Records from a dataset

● ● ●

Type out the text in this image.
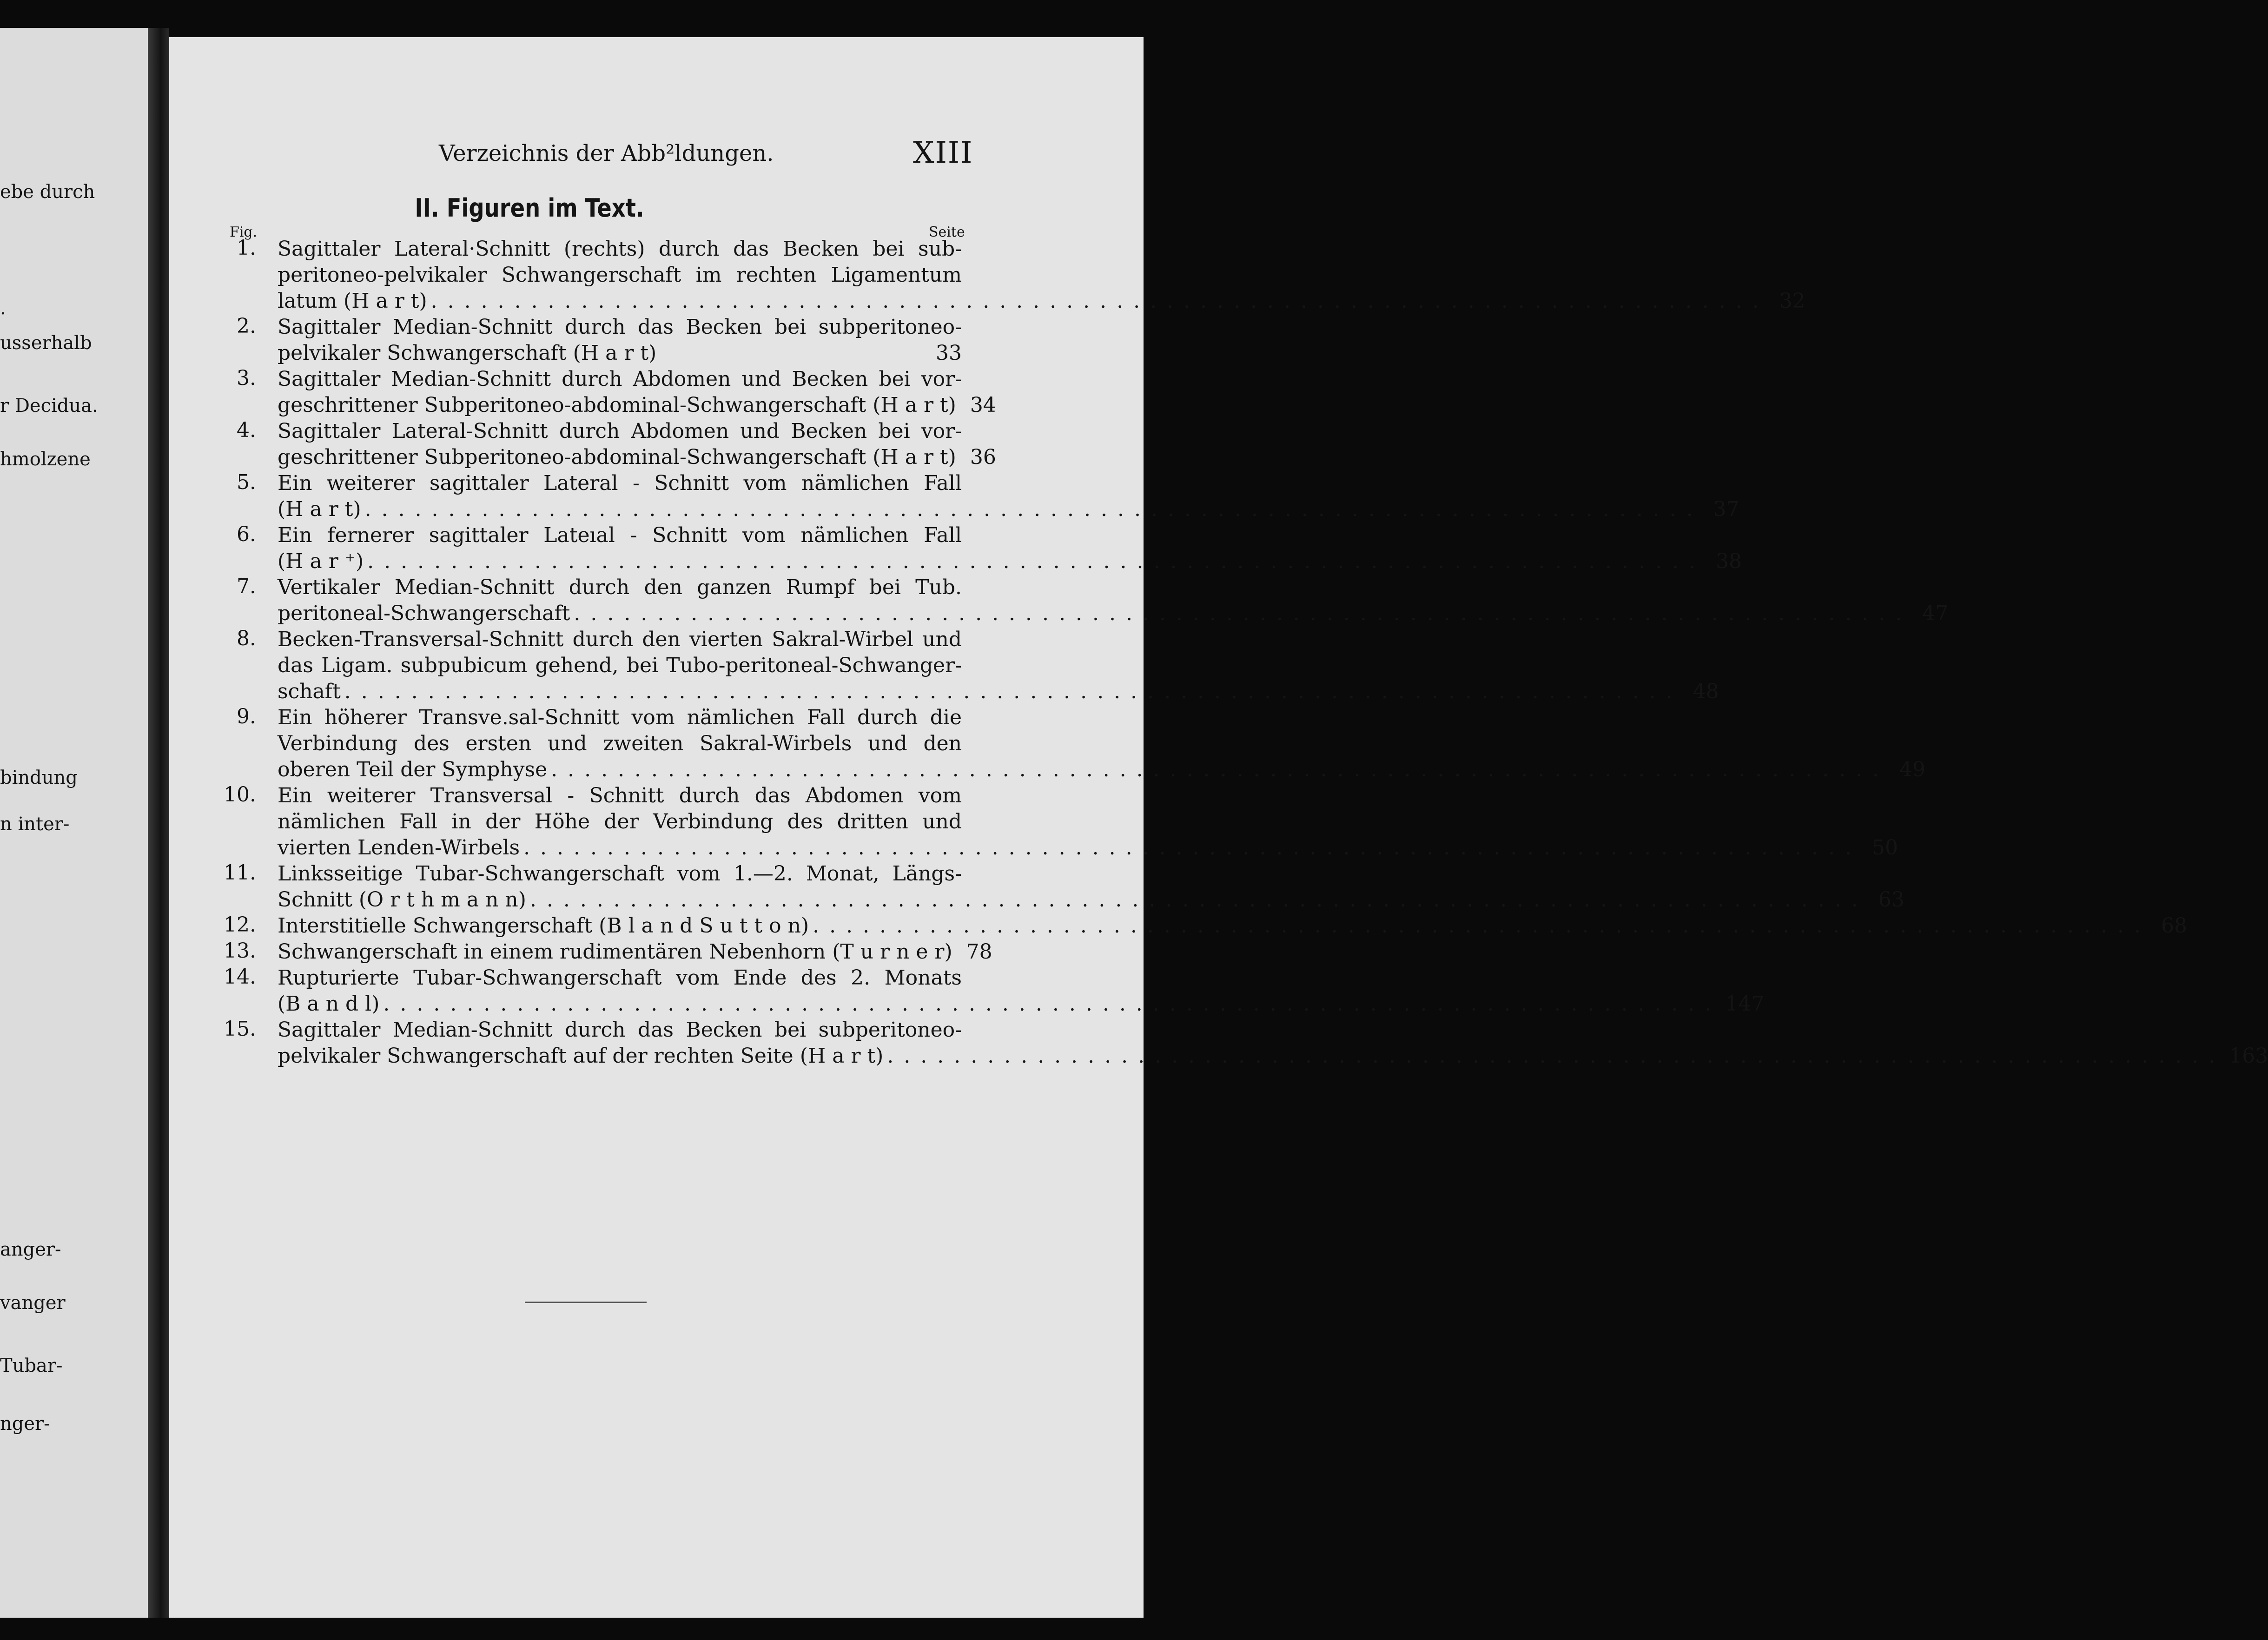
ebe durch
.
usserhalb
r Decidua.
hmolzene
bindung
n inter-
anger-
vanger
Tubar-
nger-
Verzeichnis der Abb²ldungen.	XIII
II. Figuren im Text.
Fig.	Seite
1.	Sagittaler Lateral·Schnitt (rechts) durch das Becken bei sub-
peritoneo-pelvikaler Schwangerschaft im rechten Ligamentum
latum (H a r t) ................................................................................ 32
2.	Sagittaler Median-Schnitt durch das Becken bei subperitoneo-
pelvikaler Schwangerschaft (H a r t)	33
3.	Sagittaler Median-Schnitt durch Abdomen und Becken bei vor-
geschrittener Subperitoneo-abdominal-Schwangerschaft (H a r t) 34
4.	Sagittaler Lateral-Schnitt durch Abdomen und Becken bei vor-
geschrittener Subperitoneo-abdominal-Schwangerschaft (H a r t) 36
5.	Ein weiterer sagittaler Lateral - Schnitt vom nämlichen Fall
(H a r t) ................................................................................ 37
6.	Ein fernerer sagittaler Lateıal - Schnitt vom nämlichen Fall
(H a r ⁺) ................................................................................ 38
7.	Vertikaler Median-Schnitt durch den ganzen Rumpf bei Tub.
peritoneal-Schwangerschaft ................................................................................ 47
8.	Becken-Transversal-Schnitt durch den vierten Sakral-Wirbel und
das Ligam. subpubicum gehend, bei Tubo-peritoneal-Schwanger-
schaft ................................................................................ 48
9.	Ein höherer Transve.sal-Schnitt vom nämlichen Fall durch die
Verbindung des ersten und zweiten Sakral-Wirbels und den
oberen Teil der Symphyse ................................................................................ 49
10.	Ein weiterer Transversal - Schnitt durch das Abdomen vom
nämlichen Fall in der Höhe der Verbindung des dritten und
vierten Lenden-Wirbels ................................................................................ 50
11.	Linksseitige Tubar-Schwangerschaft vom 1.—2. Monat, Längs-
Schnitt (O r t h m a n n) ................................................................................ 63
12. Interstitielle Schwangerschaft (B l a n d S u t t o n) ................................................................................ 68
13. Schwangerschaft in einem rudimentären Nebenhorn (T u r n e r) 78
14.	Rupturierte Tubar-Schwangerschaft vom Ende des 2. Monats
(B a n d l) ................................................................................ 147
15.	Sagittaler Median-Schnitt durch das Becken bei subperitoneo-
pelvikaler Schwangerschaft auf der rechten Seite (H a r t) ................................................................................ 163
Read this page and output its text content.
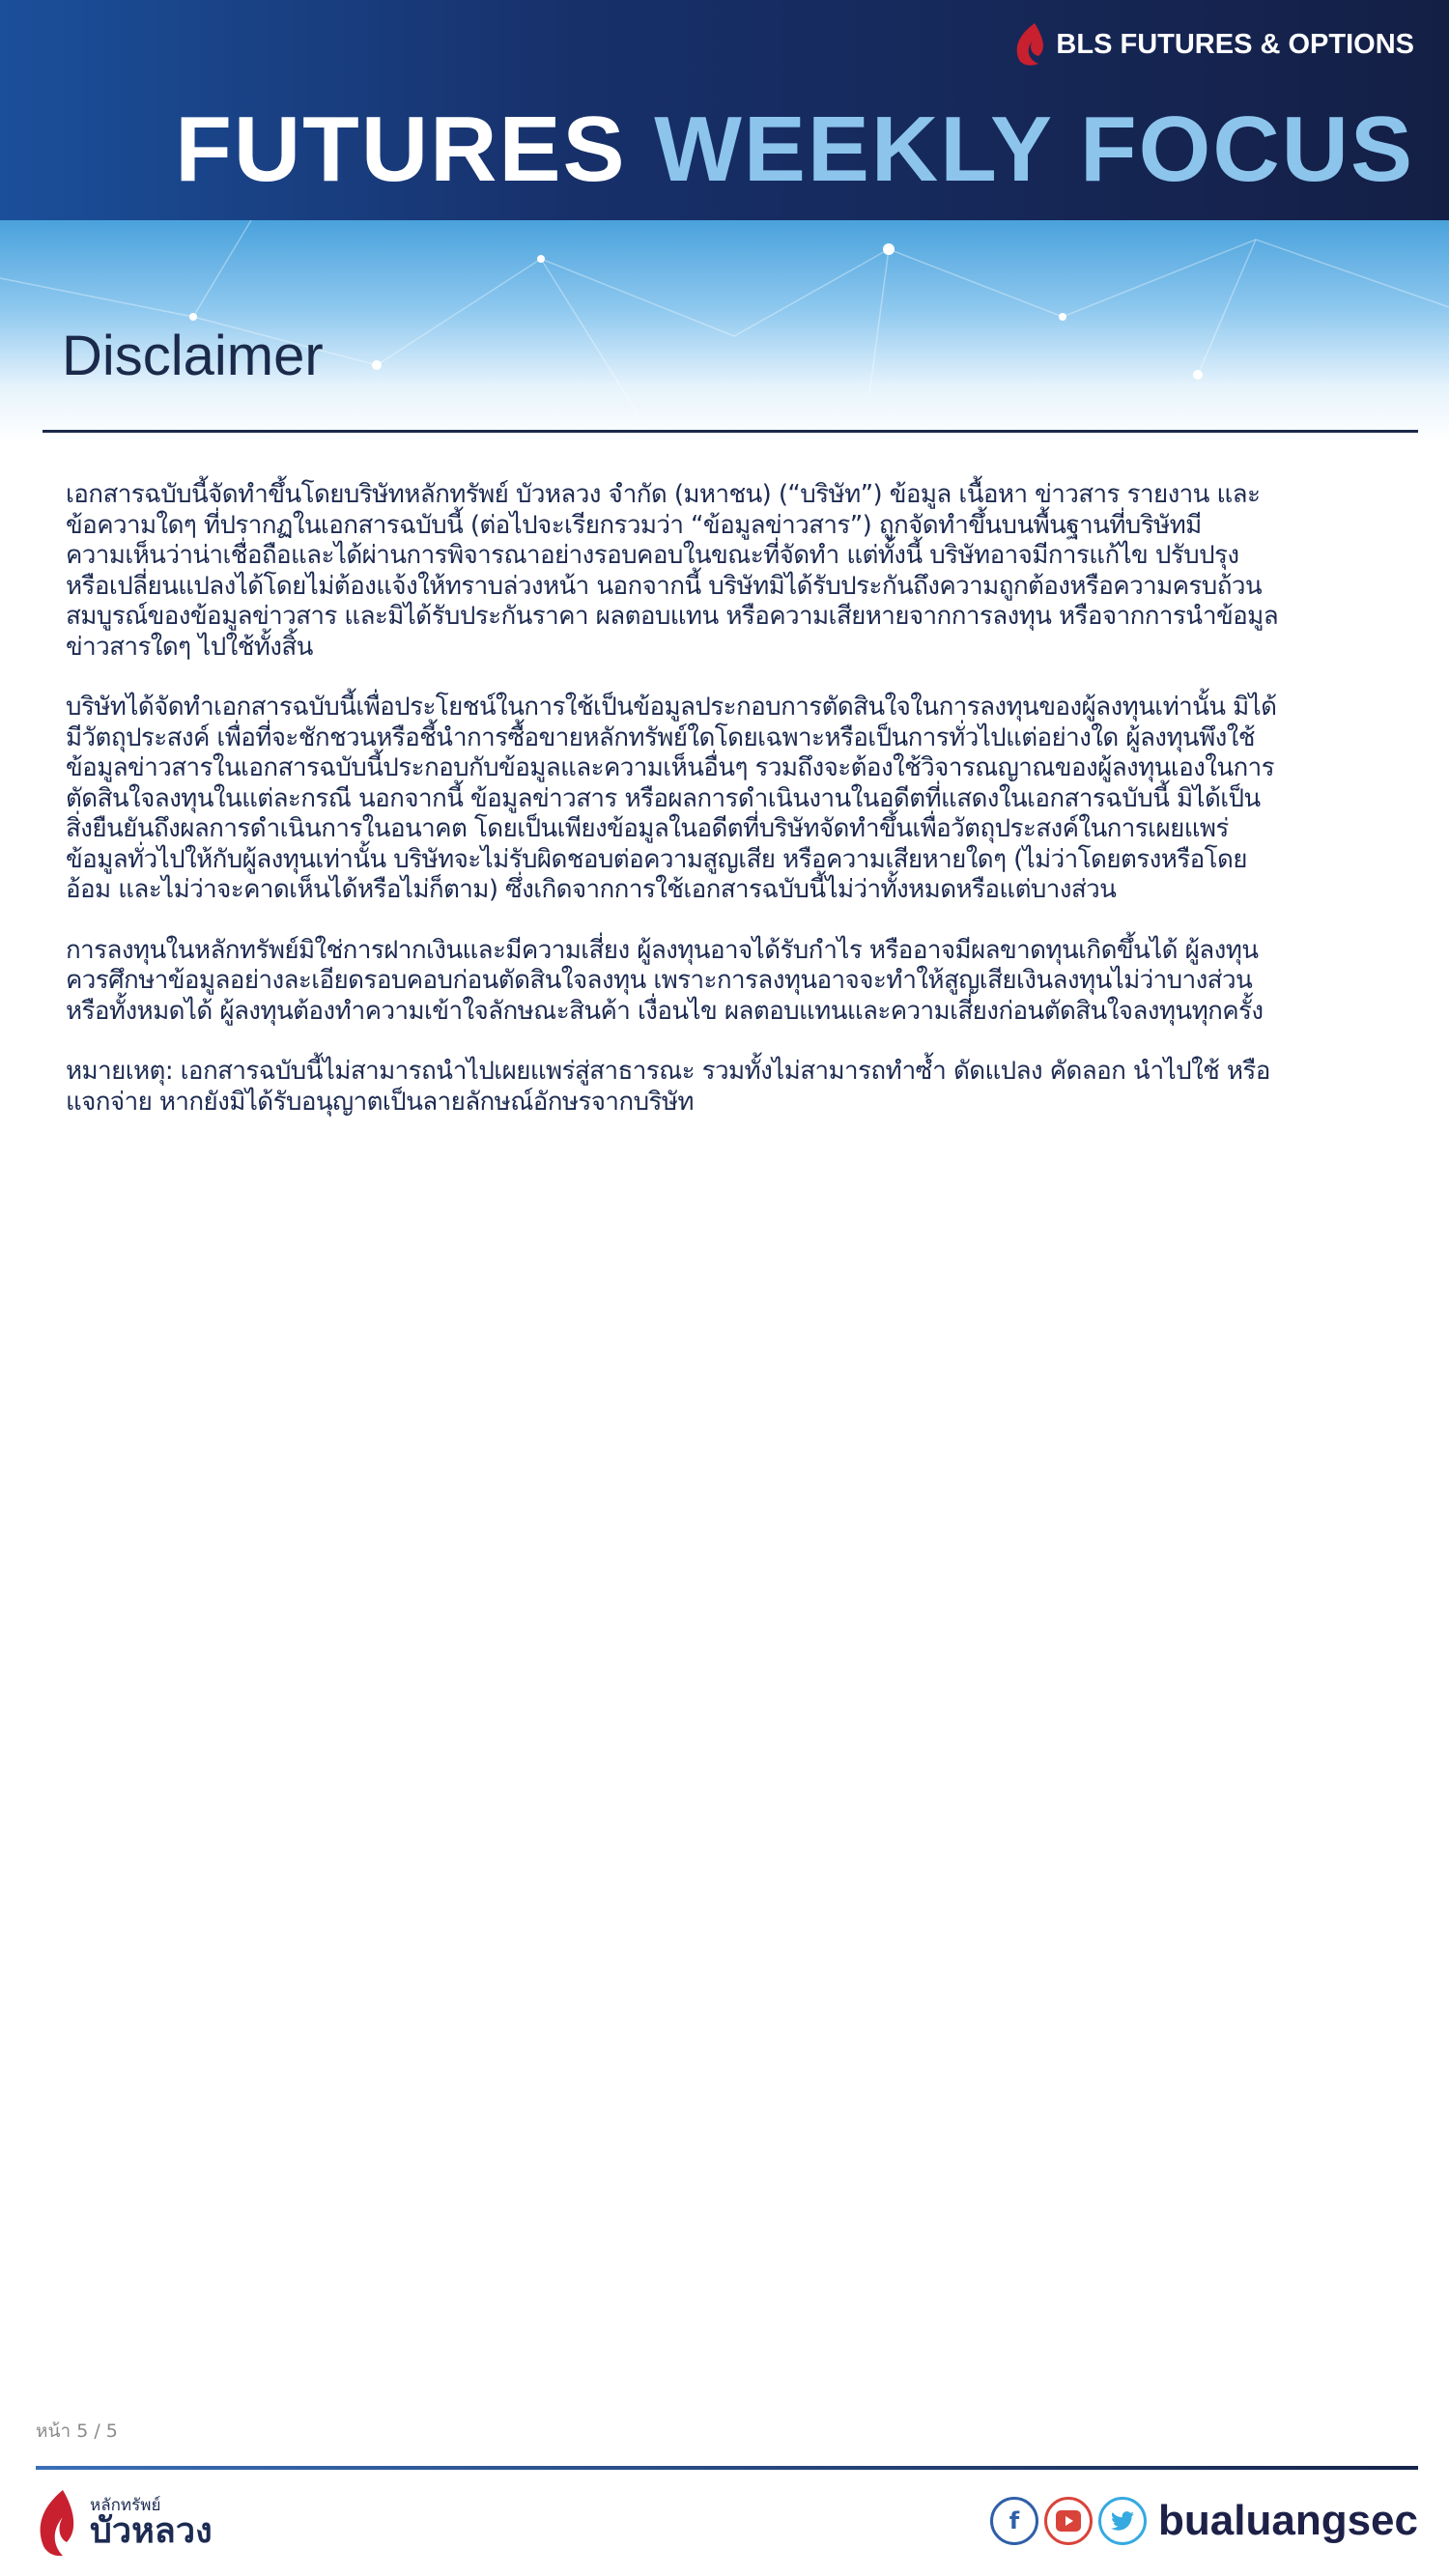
BLS FUTURES & OPTIONS
FUTURES WEEKLY FOCUS
Disclaimer

เอกสารฉบับนี้จัดทำขึ้นโดยบริษัทหลักทรัพย์ บัวหลวง จำกัด (มหาชน) (“บริษัท”) ข้อมูล เนื้อหา ข่าวสาร รายงาน และ
ข้อความใดๆ ที่ปรากฏในเอกสารฉบับนี้ (ต่อไปจะเรียกรวมว่า “ข้อมูลข่าวสาร”) ถูกจัดทำขึ้นบนพื้นฐานที่บริษัทมี
ความเห็นว่าน่าเชื่อถือและได้ผ่านการพิจารณาอย่างรอบคอบในขณะที่จัดทำ แต่ทั้งนี้ บริษัทอาจมีการแก้ไข ปรับปรุง
หรือเปลี่ยนแปลงได้โดยไม่ต้องแจ้งให้ทราบล่วงหน้า นอกจากนี้ บริษัทมิได้รับประกันถึงความถูกต้องหรือความครบถ้วน
สมบูรณ์ของข้อมูลข่าวสาร และมิได้รับประกันราคา ผลตอบแทน หรือความเสียหายจากการลงทุน หรือจากการนำข้อมูล
ข่าวสารใดๆ ไปใช้ทั้งสิ้น

บริษัทได้จัดทำเอกสารฉบับนี้เพื่อประโยชน์ในการใช้เป็นข้อมูลประกอบการตัดสินใจในการลงทุนของผู้ลงทุนเท่านั้น มิได้
มีวัตถุประสงค์ เพื่อที่จะชักชวนหรือชี้นำการซื้อขายหลักทรัพย์ใดโดยเฉพาะหรือเป็นการทั่วไปแต่อย่างใด ผู้ลงทุนพึงใช้
ข้อมูลข่าวสารในเอกสารฉบับนี้ประกอบกับข้อมูลและความเห็นอื่นๆ รวมถึงจะต้องใช้วิจารณญาณของผู้ลงทุนเองในการ
ตัดสินใจลงทุนในแต่ละกรณี นอกจากนี้ ข้อมูลข่าวสาร หรือผลการดำเนินงานในอดีตที่แสดงในเอกสารฉบับนี้ มิได้เป็น
สิ่งยืนยันถึงผลการดำเนินการในอนาคต โดยเป็นเพียงข้อมูลในอดีตที่บริษัทจัดทำขึ้นเพื่อวัตถุประสงค์ในการเผยแพร่
ข้อมูลทั่วไปให้กับผู้ลงทุนเท่านั้น บริษัทจะไม่รับผิดชอบต่อความสูญเสีย หรือความเสียหายใดๆ (ไม่ว่าโดยตรงหรือโดย
อ้อม และไม่ว่าจะคาดเห็นได้หรือไม่ก็ตาม) ซึ่งเกิดจากการใช้เอกสารฉบับนี้ไม่ว่าทั้งหมดหรือแต่บางส่วน

การลงทุนในหลักทรัพย์มิใช่การฝากเงินและมีความเสี่ยง ผู้ลงทุนอาจได้รับกำไร หรืออาจมีผลขาดทุนเกิดขึ้นได้ ผู้ลงทุน
ควรศึกษาข้อมูลอย่างละเอียดรอบคอบก่อนตัดสินใจลงทุน เพราะการลงทุนอาจจะทำให้สูญเสียเงินลงทุนไม่ว่าบางส่วน
หรือทั้งหมดได้ ผู้ลงทุนต้องทำความเข้าใจลักษณะสินค้า เงื่อนไข ผลตอบแทนและความเสี่ยงก่อนตัดสินใจลงทุนทุกครั้ง

หมายเหตุ: เอกสารฉบับนี้ไม่สามารถนำไปเผยแพร่สู่สาธารณะ รวมทั้งไม่สามารถทำซ้ำ ดัดแปลง คัดลอก นำไปใช้ หรือ
แจกจ่าย หากยังมิได้รับอนุญาตเป็นลายลักษณ์อักษรจากบริษัท

หน้า 5 / 5
หลักทรัพย์
บัวหลวง	f	bualuangsec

● ● ●

- TASK DETAILS
Point out every line holding the string "weiterer" and copy it.

- SOLUTION FOR THIS PROBLEM
5.	Ein weiterer sagittaler Lateral - Schnitt vom nämlichen Fall
10.	Ein weiterer Transversal - Schnitt durch das Abdomen vom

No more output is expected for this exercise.